→ Task to complete: Set down every entry word for word. Omit the pictures.

(Extracted records)
•••••

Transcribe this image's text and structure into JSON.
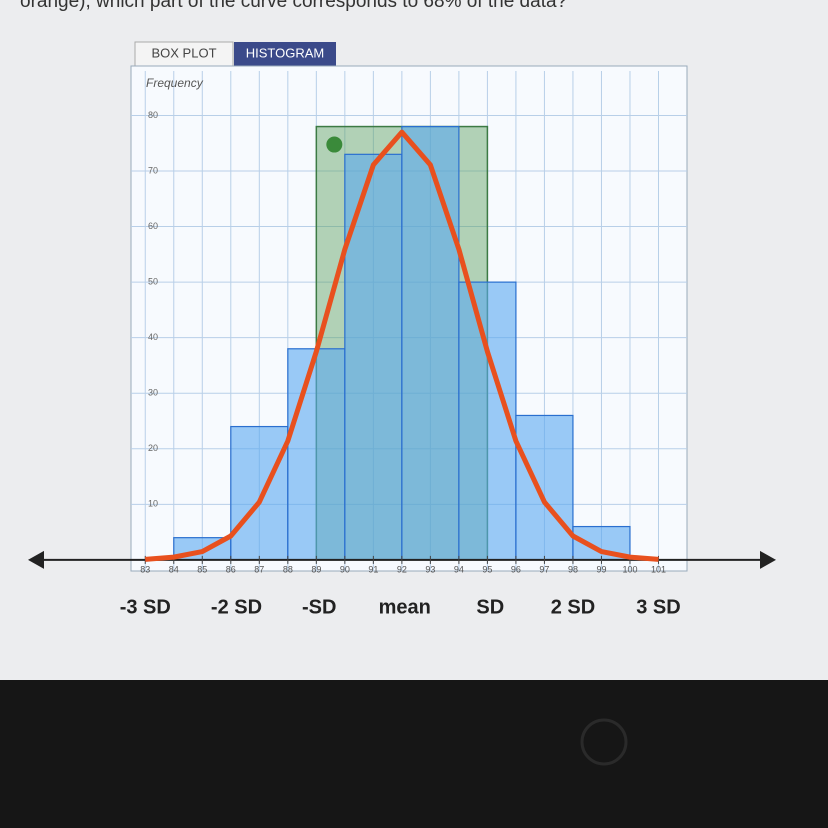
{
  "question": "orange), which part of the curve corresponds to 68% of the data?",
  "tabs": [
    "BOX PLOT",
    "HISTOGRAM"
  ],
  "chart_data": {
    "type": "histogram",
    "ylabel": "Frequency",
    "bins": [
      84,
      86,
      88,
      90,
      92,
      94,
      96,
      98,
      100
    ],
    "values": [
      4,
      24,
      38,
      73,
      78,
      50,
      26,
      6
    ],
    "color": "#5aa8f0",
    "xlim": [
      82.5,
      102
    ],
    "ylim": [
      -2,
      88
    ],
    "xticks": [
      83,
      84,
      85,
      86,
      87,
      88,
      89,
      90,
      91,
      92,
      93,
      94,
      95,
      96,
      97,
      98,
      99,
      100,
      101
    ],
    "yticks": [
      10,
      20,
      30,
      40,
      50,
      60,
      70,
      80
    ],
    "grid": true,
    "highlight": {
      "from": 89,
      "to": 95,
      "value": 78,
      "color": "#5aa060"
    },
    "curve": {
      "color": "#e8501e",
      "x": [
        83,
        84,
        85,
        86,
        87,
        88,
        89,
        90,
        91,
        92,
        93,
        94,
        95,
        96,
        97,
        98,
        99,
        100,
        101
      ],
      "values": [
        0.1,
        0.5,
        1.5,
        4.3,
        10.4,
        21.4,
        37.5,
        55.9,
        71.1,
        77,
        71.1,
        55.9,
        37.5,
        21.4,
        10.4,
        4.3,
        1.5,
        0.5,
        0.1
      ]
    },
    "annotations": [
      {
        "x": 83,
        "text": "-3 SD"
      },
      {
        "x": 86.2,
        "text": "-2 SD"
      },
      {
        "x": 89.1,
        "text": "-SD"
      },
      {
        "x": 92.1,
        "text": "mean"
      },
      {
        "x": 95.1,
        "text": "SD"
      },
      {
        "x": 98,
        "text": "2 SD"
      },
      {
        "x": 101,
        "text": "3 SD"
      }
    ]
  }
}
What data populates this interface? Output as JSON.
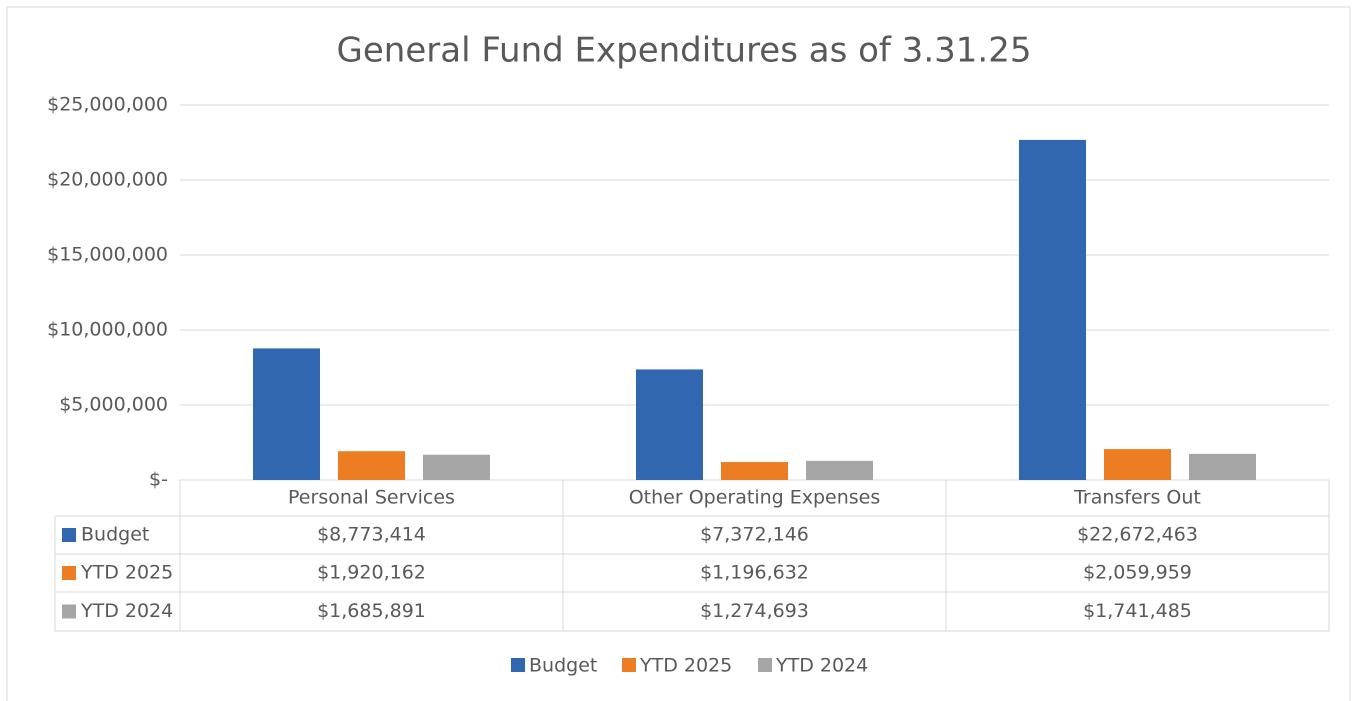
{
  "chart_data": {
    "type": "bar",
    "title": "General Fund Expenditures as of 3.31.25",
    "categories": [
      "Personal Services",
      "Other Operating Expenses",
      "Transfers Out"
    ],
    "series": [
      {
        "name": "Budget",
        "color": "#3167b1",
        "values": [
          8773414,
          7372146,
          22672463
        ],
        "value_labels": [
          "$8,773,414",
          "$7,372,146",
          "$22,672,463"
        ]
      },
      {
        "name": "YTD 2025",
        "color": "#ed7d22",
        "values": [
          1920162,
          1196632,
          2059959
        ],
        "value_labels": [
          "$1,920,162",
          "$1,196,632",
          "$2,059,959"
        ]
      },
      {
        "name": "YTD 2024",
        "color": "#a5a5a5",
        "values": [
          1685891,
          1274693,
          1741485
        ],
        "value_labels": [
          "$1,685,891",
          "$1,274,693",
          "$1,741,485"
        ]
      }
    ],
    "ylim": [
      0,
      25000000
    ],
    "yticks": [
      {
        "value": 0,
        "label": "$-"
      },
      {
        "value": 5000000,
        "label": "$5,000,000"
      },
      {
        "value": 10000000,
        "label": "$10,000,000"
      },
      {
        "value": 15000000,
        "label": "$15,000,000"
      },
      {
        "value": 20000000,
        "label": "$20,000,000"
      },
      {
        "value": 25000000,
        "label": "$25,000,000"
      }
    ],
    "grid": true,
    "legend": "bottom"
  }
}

•••••

→ Solution to the problem:
Transcribe this image's text and structure into JSON.
{
  "question": "orange), which part of the curve corresponds to 68% of the data?",
  "tabs": [
    "BOX PLOT",
    "HISTOGRAM"
  ],
  "chart_data": {
    "type": "histogram",
    "ylabel": "Frequency",
    "bins": [
      84,
      86,
      88,
      90,
      92,
      94,
      96,
      98,
      100
    ],
    "values": [
      4,
      24,
      38,
      73,
      78,
      50,
      26,
      6
    ],
    "color": "#5aa8f0",
    "xlim": [
      82.5,
      102
    ],
    "ylim": [
      -2,
      88
    ],
    "xticks": [
      83,
      84,
      85,
      86,
      87,
      88,
      89,
      90,
      91,
      92,
      93,
      94,
      95,
      96,
      97,
      98,
      99,
      100,
      101
    ],
    "yticks": [
      10,
      20,
      30,
      40,
      50,
      60,
      70,
      80
    ],
    "grid": true,
    "highlight": {
      "from": 89,
      "to": 95,
      "value": 78,
      "color": "#5aa060"
    },
    "curve": {
      "color": "#e8501e",
      "x": [
        83,
        84,
        85,
        86,
        87,
        88,
        89,
        90,
        91,
        92,
        93,
        94,
        95,
        96,
        97,
        98,
        99,
        100,
        101
      ],
      "values": [
        0.1,
        0.5,
        1.5,
        4.3,
        10.4,
        21.4,
        37.5,
        55.9,
        71.1,
        77,
        71.1,
        55.9,
        37.5,
        21.4,
        10.4,
        4.3,
        1.5,
        0.5,
        0.1
      ]
    },
    "annotations": [
      {
        "x": 83,
        "text": "-3 SD"
      },
      {
        "x": 86.2,
        "text": "-2 SD"
      },
      {
        "x": 89.1,
        "text": "-SD"
      },
      {
        "x": 92.1,
        "text": "mean"
      },
      {
        "x": 95.1,
        "text": "SD"
      },
      {
        "x": 98,
        "text": "2 SD"
      },
      {
        "x": 101,
        "text": "3 SD"
      }
    ]
  }
}
What data populates this interface? Output as JSON.
{
  "chart_data": {
    "type": "bar",
    "title": "General Fund Expenditures as of 3.31.25",
    "categories": [
      "Personal Services",
      "Other Operating Expenses",
      "Transfers Out"
    ],
    "series": [
      {
        "name": "Budget",
        "color": "#3167b1",
        "values": [
          8773414,
          7372146,
          22672463
        ],
        "value_labels": [
          "$8,773,414",
          "$7,372,146",
          "$22,672,463"
        ]
      },
      {
        "name": "YTD 2025",
        "color": "#ed7d22",
        "values": [
          1920162,
          1196632,
          2059959
        ],
        "value_labels": [
          "$1,920,162",
          "$1,196,632",
          "$2,059,959"
        ]
      },
      {
        "name": "YTD 2024",
        "color": "#a5a5a5",
        "values": [
          1685891,
          1274693,
          1741485
        ],
        "value_labels": [
          "$1,685,891",
          "$1,274,693",
          "$1,741,485"
        ]
      }
    ],
    "ylim": [
      0,
      25000000
    ],
    "yticks": [
      {
        "value": 0,
        "label": "$-"
      },
      {
        "value": 5000000,
        "label": "$5,000,000"
      },
      {
        "value": 10000000,
        "label": "$10,000,000"
      },
      {
        "value": 15000000,
        "label": "$15,000,000"
      },
      {
        "value": 20000000,
        "label": "$20,000,000"
      },
      {
        "value": 25000000,
        "label": "$25,000,000"
      }
    ],
    "grid": true,
    "legend": "bottom"
  }
}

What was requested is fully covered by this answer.